_DATA SECTION:_
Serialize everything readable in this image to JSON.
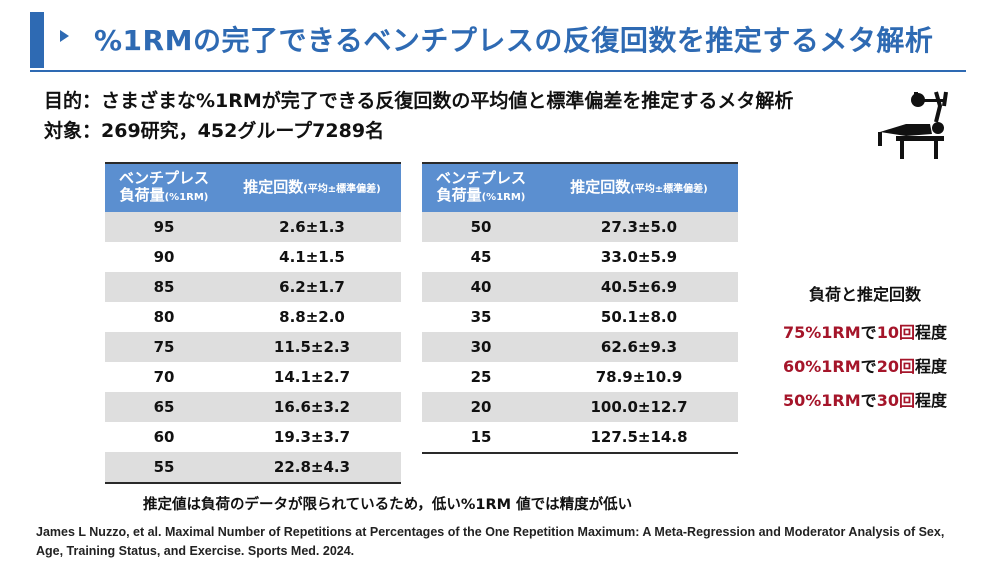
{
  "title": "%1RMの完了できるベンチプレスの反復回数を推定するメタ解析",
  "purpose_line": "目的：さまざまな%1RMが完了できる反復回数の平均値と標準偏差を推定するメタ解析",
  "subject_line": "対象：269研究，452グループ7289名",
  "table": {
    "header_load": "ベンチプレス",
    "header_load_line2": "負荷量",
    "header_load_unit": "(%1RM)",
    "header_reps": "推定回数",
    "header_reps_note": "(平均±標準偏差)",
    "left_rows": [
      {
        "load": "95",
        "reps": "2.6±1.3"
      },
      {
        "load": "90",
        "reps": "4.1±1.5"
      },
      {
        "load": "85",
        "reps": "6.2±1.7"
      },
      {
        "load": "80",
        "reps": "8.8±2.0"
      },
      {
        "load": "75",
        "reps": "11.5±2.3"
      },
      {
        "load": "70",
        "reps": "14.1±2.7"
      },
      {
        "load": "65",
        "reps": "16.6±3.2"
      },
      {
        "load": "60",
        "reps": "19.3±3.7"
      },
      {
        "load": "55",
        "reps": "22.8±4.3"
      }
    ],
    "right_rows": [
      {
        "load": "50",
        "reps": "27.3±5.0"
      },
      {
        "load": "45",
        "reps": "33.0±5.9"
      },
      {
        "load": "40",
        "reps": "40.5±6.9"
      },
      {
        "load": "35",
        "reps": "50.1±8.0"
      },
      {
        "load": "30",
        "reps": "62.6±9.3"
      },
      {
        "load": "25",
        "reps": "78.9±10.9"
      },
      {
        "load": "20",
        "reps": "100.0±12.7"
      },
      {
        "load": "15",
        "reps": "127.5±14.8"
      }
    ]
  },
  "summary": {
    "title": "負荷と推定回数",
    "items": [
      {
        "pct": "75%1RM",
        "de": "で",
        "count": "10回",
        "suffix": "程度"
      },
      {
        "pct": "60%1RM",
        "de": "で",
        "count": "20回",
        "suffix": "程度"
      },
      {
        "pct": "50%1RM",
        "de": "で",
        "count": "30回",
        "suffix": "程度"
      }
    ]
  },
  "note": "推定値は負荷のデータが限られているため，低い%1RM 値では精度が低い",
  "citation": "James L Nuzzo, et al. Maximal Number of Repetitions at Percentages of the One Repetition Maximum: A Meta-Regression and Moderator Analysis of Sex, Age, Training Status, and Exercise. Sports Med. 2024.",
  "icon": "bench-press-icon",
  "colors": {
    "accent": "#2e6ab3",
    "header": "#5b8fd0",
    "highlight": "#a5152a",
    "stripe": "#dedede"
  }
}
==
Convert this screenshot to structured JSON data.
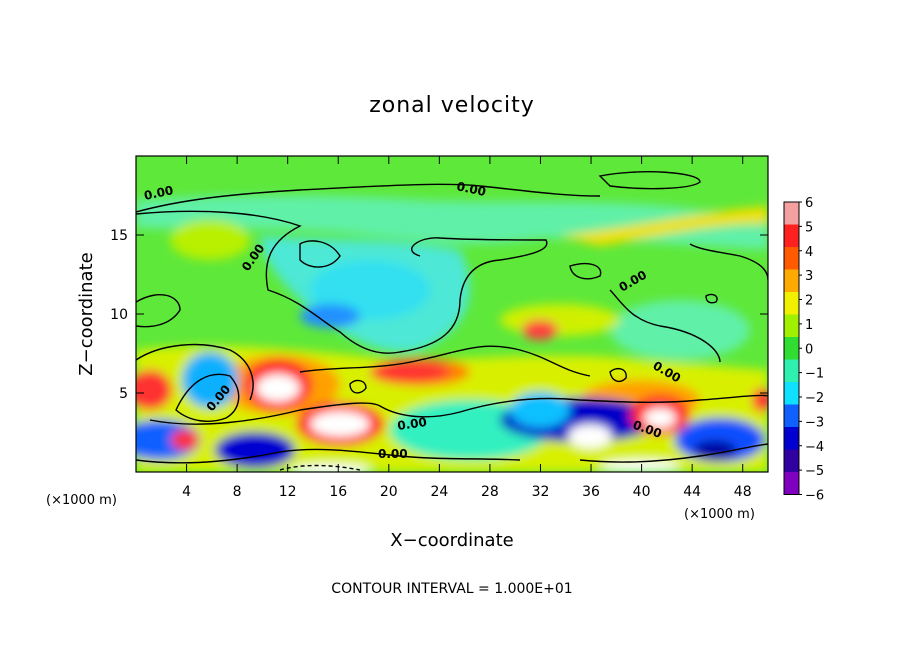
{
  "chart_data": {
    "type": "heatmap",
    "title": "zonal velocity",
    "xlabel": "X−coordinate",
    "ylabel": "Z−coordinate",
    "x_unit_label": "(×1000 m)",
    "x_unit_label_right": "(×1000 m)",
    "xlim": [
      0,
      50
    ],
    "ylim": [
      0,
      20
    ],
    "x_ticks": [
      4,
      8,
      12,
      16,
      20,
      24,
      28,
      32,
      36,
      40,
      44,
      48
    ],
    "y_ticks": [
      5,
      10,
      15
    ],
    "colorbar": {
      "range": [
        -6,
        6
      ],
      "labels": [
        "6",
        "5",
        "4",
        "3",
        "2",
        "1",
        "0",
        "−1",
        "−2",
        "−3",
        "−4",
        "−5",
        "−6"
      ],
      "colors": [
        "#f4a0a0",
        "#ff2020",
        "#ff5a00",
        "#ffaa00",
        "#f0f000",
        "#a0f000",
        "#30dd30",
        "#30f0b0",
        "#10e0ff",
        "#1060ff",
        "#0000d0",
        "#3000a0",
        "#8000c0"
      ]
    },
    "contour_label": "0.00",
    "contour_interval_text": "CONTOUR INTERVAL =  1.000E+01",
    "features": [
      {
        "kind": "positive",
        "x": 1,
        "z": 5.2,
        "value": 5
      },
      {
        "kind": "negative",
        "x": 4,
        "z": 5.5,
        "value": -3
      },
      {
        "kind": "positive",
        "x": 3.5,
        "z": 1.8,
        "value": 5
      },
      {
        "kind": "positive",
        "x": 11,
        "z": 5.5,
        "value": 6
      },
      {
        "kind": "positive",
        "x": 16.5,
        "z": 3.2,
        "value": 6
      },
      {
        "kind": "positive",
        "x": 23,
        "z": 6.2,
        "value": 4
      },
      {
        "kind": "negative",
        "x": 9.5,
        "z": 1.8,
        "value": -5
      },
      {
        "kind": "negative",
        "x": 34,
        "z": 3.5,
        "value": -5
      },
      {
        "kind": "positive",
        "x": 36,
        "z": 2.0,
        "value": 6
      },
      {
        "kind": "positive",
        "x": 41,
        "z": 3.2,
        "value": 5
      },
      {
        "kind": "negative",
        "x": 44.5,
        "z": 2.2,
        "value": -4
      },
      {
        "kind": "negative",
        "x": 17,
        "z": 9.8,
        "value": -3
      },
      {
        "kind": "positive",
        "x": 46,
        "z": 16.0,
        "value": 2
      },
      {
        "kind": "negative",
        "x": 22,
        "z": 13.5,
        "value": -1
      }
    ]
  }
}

_REQUIREMENTS:_
Look through the material above and pick out each line holding the word "JSON".

_FULL SOLUTION:_
Serialize everything readable in this image to JSON.
Convert this screenshot to structured JSON data.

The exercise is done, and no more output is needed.